──────── Dataset rows ────────

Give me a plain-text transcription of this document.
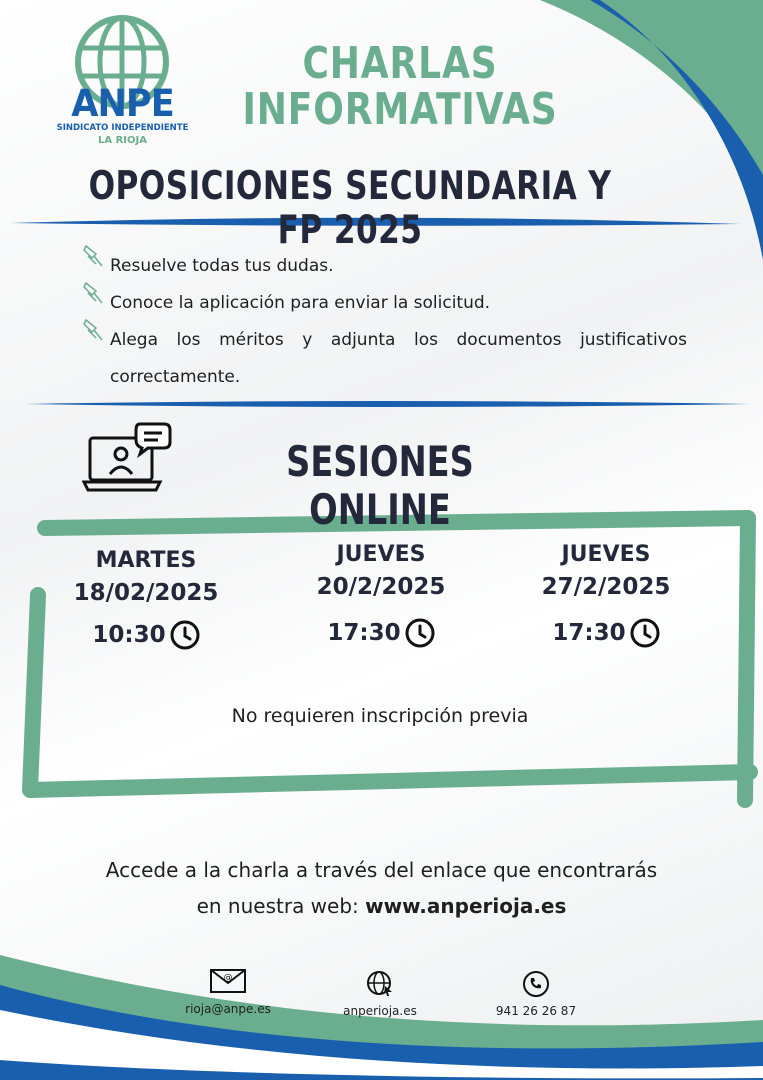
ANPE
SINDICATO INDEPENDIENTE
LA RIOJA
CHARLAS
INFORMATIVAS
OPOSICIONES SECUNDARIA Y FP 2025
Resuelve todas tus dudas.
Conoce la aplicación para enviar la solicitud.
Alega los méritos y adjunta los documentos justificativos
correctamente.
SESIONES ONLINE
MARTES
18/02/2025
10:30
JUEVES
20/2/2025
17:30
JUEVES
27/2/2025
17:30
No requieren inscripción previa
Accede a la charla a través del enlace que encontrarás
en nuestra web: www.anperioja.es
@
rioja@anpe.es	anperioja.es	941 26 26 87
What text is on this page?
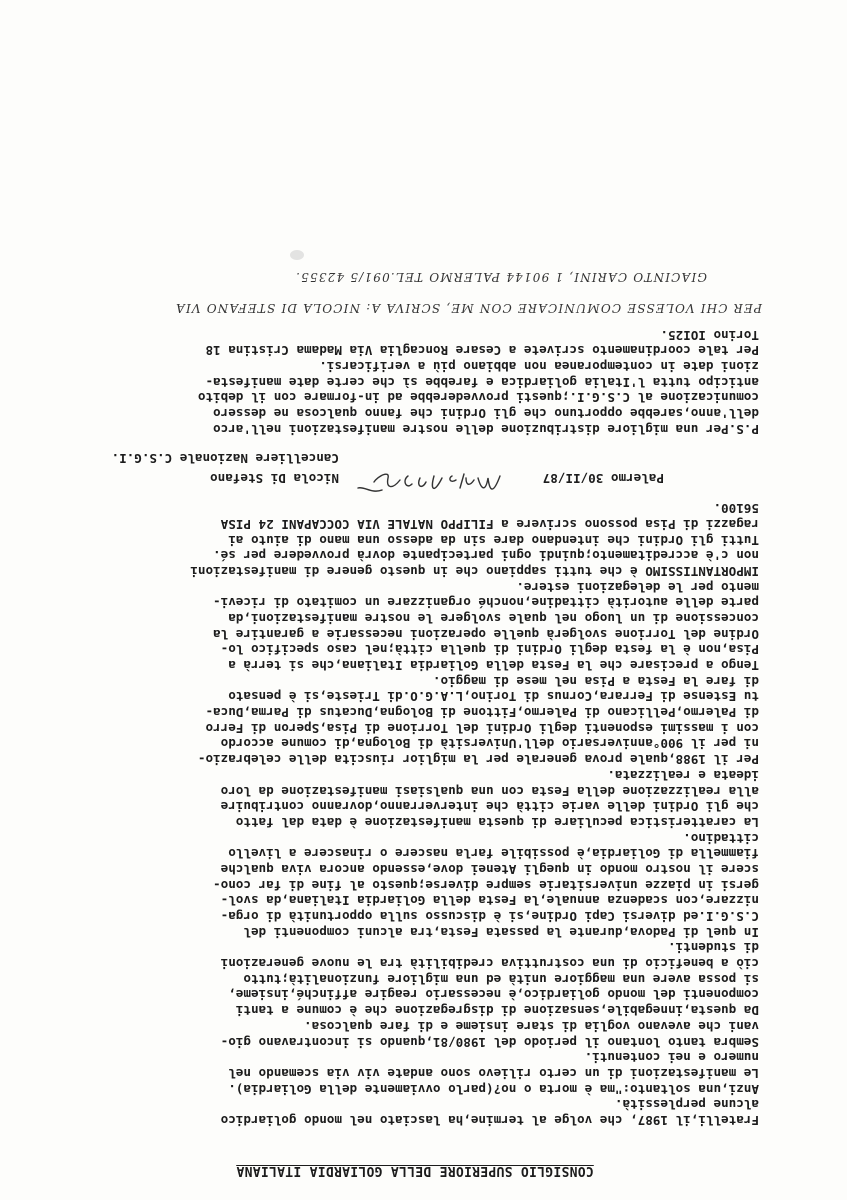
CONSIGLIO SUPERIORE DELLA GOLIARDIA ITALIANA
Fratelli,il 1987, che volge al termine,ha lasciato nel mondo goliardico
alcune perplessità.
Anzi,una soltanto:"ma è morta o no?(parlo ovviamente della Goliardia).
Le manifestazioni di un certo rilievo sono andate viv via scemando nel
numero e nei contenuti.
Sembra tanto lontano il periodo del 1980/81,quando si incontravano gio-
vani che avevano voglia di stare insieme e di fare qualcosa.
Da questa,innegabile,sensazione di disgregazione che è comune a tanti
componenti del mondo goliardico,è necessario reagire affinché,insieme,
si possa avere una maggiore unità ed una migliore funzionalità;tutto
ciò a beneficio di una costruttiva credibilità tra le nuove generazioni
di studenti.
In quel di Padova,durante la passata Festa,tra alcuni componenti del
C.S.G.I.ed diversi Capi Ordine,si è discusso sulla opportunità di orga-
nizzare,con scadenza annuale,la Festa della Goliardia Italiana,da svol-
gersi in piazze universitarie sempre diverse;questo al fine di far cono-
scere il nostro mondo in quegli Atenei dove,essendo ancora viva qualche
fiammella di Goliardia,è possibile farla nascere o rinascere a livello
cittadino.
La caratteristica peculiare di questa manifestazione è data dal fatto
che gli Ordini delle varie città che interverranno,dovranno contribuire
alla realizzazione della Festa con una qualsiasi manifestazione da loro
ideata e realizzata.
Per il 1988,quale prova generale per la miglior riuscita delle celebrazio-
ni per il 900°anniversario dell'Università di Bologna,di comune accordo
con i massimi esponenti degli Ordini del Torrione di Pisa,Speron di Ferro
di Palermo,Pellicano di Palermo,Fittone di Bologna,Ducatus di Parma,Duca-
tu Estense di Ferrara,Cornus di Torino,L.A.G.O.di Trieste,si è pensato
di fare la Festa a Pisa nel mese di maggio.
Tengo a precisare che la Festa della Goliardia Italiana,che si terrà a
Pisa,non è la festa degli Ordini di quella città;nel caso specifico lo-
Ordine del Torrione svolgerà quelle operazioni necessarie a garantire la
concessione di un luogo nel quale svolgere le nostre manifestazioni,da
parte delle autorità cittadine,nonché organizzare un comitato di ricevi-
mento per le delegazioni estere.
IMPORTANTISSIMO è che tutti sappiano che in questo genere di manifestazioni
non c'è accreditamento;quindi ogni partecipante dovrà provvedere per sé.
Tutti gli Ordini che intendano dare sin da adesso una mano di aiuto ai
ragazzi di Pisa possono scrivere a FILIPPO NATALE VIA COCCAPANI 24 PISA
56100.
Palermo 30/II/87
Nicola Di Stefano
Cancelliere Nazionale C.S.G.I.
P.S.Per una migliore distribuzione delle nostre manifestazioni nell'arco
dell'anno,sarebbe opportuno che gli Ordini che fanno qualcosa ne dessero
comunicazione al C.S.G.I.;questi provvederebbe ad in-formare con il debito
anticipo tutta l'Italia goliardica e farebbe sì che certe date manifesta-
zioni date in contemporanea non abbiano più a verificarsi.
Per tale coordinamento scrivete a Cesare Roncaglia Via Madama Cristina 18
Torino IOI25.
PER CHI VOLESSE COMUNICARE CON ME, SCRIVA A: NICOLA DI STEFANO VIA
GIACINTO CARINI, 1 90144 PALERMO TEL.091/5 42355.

────────

* [Request] Repeat the records above exactly, leaving out the pictures.

* [Solved problem]
Give me a plain-text transcription of this document.
ANPE
SINDICATO INDEPENDIENTE
LA RIOJA
CHARLAS
INFORMATIVAS
OPOSICIONES SECUNDARIA Y FP 2025
Resuelve todas tus dudas.
Conoce la aplicación para enviar la solicitud.
Alega los méritos y adjunta los documentos justificativos
correctamente.
SESIONES ONLINE
MARTES
18/02/2025
10:30
JUEVES
20/2/2025
17:30
JUEVES
27/2/2025
17:30
No requieren inscripción previa
Accede a la charla a través del enlace que encontrarás
en nuestra web: www.anperioja.es
@
rioja@anpe.es	anperioja.es	941 26 26 87
What text is on this page?
CONSIGLIO SUPERIORE DELLA GOLIARDIA ITALIANA
Fratelli,il 1987, che volge al termine,ha lasciato nel mondo goliardico
alcune perplessità.
Anzi,una soltanto:"ma è morta o no?(parlo ovviamente della Goliardia).
Le manifestazioni di un certo rilievo sono andate viv via scemando nel
numero e nei contenuti.
Sembra tanto lontano il periodo del 1980/81,quando si incontravano gio-
vani che avevano voglia di stare insieme e di fare qualcosa.
Da questa,innegabile,sensazione di disgregazione che è comune a tanti
componenti del mondo goliardico,è necessario reagire affinché,insieme,
si possa avere una maggiore unità ed una migliore funzionalità;tutto
ciò a beneficio di una costruttiva credibilità tra le nuove generazioni
di studenti.
In quel di Padova,durante la passata Festa,tra alcuni componenti del
C.S.G.I.ed diversi Capi Ordine,si è discusso sulla opportunità di orga-
nizzare,con scadenza annuale,la Festa della Goliardia Italiana,da svol-
gersi in piazze universitarie sempre diverse;questo al fine di far cono-
scere il nostro mondo in quegli Atenei dove,essendo ancora viva qualche
fiammella di Goliardia,è possibile farla nascere o rinascere a livello
cittadino.
La caratteristica peculiare di questa manifestazione è data dal fatto
che gli Ordini delle varie città che interverranno,dovranno contribuire
alla realizzazione della Festa con una qualsiasi manifestazione da loro
ideata e realizzata.
Per il 1988,quale prova generale per la miglior riuscita delle celebrazio-
ni per il 900°anniversario dell'Università di Bologna,di comune accordo
con i massimi esponenti degli Ordini del Torrione di Pisa,Speron di Ferro
di Palermo,Pellicano di Palermo,Fittone di Bologna,Ducatus di Parma,Duca-
tu Estense di Ferrara,Cornus di Torino,L.A.G.O.di Trieste,si è pensato
di fare la Festa a Pisa nel mese di maggio.
Tengo a precisare che la Festa della Goliardia Italiana,che si terrà a
Pisa,non è la festa degli Ordini di quella città;nel caso specifico lo-
Ordine del Torrione svolgerà quelle operazioni necessarie a garantire la
concessione di un luogo nel quale svolgere le nostre manifestazioni,da
parte delle autorità cittadine,nonché organizzare un comitato di ricevi-
mento per le delegazioni estere.
IMPORTANTISSIMO è che tutti sappiano che in questo genere di manifestazioni
non c'è accreditamento;quindi ogni partecipante dovrà provvedere per sé.
Tutti gli Ordini che intendano dare sin da adesso una mano di aiuto ai
ragazzi di Pisa possono scrivere a FILIPPO NATALE VIA COCCAPANI 24 PISA
56100.
Palermo 30/II/87
Nicola Di Stefano
Cancelliere Nazionale C.S.G.I.
P.S.Per una migliore distribuzione delle nostre manifestazioni nell'arco
dell'anno,sarebbe opportuno che gli Ordini che fanno qualcosa ne dessero
comunicazione al C.S.G.I.;questi provvederebbe ad in-formare con il debito
anticipo tutta l'Italia goliardica e farebbe sì che certe date manifesta-
zioni date in contemporanea non abbiano più a verificarsi.
Per tale coordinamento scrivete a Cesare Roncaglia Via Madama Cristina 18
Torino IOI25.
PER CHI VOLESSE COMUNICARE CON ME, SCRIVA A: NICOLA DI STEFANO VIA
GIACINTO CARINI, 1 90144 PALERMO TEL.091/5 42355.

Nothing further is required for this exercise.